**COSA FARE**
**A)** Nel brano sulla Democrazia Cristiana, chi fondò il Partito Popolare Italiano nel 1919?
**B)** Copia senza alcuna modifica le righe dell'elenco, dall'inizio dell'elenco fino alla riga che contiene "220, 224, 254]", inclusa.

**BRANO PROPOSTO**
╭──

Democrazia Cristiana: la storia di un partito infinito

La Democrazia Cristiana (DC) è stato un partito politico italiano, di estrazione democratico-cristiana. La DC venne fondata nel 1943 come diretta discendente del Partito Popolare Italiano, che riportava peraltro lo stesso simbolo di uno scudo crociato. Per ben mezzo secolo, dal 1944 (anno di fondazione) allo scioglimento del 1994, la Democrazia Cristiana riunì sotto un unico simbolo forze eterogenee di destra e sinistra, centriste e di ispirazione cattolica.

Dopo lo scioglimento, avvenuto sull’onda di una vasta indagine giudiziaria nazionale che mise in luce diversi casi di corruzione politica, alla DC succedettero una serie di piccoli partiti come il Partito Popolare Italiano (PPI), il Centro Cristiano Democratico (CCD), i Cristiani Democratici Uniti (CDU) e l’Unione di Centro Cristiano Democratico (UDC).

Oggi gli appartenenti alla Democrazia Cristiana della prima ora si sono suddivisi in una serie di correnti facenti parti al centro-destra (Forza Italia, Nuovo Centro Destra, Unione di Centro e Popolari per l’Italia), al centro (Scelta Civica) e al centro-sinistra (Partito Democratico e Democratici di Centro), oltre a una serie di partiti minori.

 

Storia

 

I primi anni

Il partito venne fondato per rinnovare lo storico Partito Popolare Italiano (PPI), una forza politica fondata nel 1919 dal sacerdote cattolico don Luigi Sturzo. Il PPI raggiunse la soglia del 20% dell’elettorato nelle elezioni del 1919 e del 1921, prima di essere dichiarato illegale dalla dittatura fascista nel 1925 – sebbene alcuni membri del primo governo Mussolini fossero essi stessi dei Popolari.

Al termine della Seconda Guerra Mondiale, i Democratici Cristiani (chiamati anche democristiani) avviarono la ricostruzione politica post-fascista insieme agli altri maggiori partiti italiani, come il Partito Comunista Italiano (PCI), il Partito Socialista Italiano (PSI), il Partito Liberale Italiano (PLI), il Partito Repubblicano Italiano (PRI), il Partito d’Azione e il Partito Democratico del Lavoro (PDL).

╰──

**ESTRATTO DEI DATI**
╭──

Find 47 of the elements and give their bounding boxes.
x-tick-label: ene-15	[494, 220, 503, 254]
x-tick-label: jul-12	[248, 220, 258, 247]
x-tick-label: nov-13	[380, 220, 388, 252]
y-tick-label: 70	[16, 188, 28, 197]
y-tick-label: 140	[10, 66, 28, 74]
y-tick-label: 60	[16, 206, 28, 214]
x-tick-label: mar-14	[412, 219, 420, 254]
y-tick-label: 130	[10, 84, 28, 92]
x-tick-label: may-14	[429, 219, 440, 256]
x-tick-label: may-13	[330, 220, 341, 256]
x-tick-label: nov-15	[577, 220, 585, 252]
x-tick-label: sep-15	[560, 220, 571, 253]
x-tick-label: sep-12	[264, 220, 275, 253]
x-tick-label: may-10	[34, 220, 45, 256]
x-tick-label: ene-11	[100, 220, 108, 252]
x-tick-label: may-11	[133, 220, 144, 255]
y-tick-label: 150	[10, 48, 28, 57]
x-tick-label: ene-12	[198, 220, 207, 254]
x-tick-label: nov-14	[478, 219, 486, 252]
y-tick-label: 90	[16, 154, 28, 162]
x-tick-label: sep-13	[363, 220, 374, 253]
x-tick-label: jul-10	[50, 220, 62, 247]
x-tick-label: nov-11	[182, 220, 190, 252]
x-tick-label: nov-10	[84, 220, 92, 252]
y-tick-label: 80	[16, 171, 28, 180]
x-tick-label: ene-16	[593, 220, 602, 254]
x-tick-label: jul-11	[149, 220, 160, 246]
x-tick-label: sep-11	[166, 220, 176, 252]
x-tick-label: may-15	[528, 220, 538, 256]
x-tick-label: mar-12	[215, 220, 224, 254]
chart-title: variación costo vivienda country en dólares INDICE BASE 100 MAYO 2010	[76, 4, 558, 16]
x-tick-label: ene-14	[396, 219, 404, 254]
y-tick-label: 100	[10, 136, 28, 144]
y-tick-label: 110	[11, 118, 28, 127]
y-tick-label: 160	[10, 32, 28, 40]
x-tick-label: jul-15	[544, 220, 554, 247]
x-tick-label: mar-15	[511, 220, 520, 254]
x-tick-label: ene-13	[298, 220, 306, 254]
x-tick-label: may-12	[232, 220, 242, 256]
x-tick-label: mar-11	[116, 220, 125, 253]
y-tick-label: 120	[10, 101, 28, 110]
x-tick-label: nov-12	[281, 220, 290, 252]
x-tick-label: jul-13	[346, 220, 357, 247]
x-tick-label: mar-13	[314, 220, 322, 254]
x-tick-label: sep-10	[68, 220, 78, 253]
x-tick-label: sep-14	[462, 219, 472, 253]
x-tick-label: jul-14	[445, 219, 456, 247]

╰──

**RISPOSTE PER COMPITO**
**A)** Il sacerdote cattolico don Luigi Sturzo.

**B)**
Find 47 of the elements and give their bounding boxes.
x-tick-label: ene-15	[494, 220, 503, 254]
x-tick-label: jul-12	[248, 220, 258, 247]
x-tick-label: nov-13	[380, 220, 388, 252]
y-tick-label: 70	[16, 188, 28, 197]
y-tick-label: 140	[10, 66, 28, 74]
y-tick-label: 60	[16, 206, 28, 214]
x-tick-label: mar-14	[412, 219, 420, 254]
y-tick-label: 130	[10, 84, 28, 92]
x-tick-label: may-14	[429, 219, 440, 256]
x-tick-label: may-13	[330, 220, 341, 256]
x-tick-label: nov-15	[577, 220, 585, 252]
x-tick-label: sep-15	[560, 220, 571, 253]
x-tick-label: sep-12	[264, 220, 275, 253]
x-tick-label: may-10	[34, 220, 45, 256]
x-tick-label: ene-11	[100, 220, 108, 252]
x-tick-label: may-11	[133, 220, 144, 255]
y-tick-label: 150	[10, 48, 28, 57]
x-tick-label: ene-12	[198, 220, 207, 254]
x-tick-label: nov-14	[478, 219, 486, 252]
y-tick-label: 90	[16, 154, 28, 162]
x-tick-label: sep-13	[363, 220, 374, 253]
x-tick-label: jul-10	[50, 220, 62, 247]
x-tick-label: nov-11	[182, 220, 190, 252]
x-tick-label: nov-10	[84, 220, 92, 252]
y-tick-label: 80	[16, 171, 28, 180]
x-tick-label: ene-16	[593, 220, 602, 254]
x-tick-label: jul-11	[149, 220, 160, 246]
x-tick-label: sep-11	[166, 220, 176, 252]
x-tick-label: may-15	[528, 220, 538, 256]
x-tick-label: mar-12	[215, 220, 224, 254]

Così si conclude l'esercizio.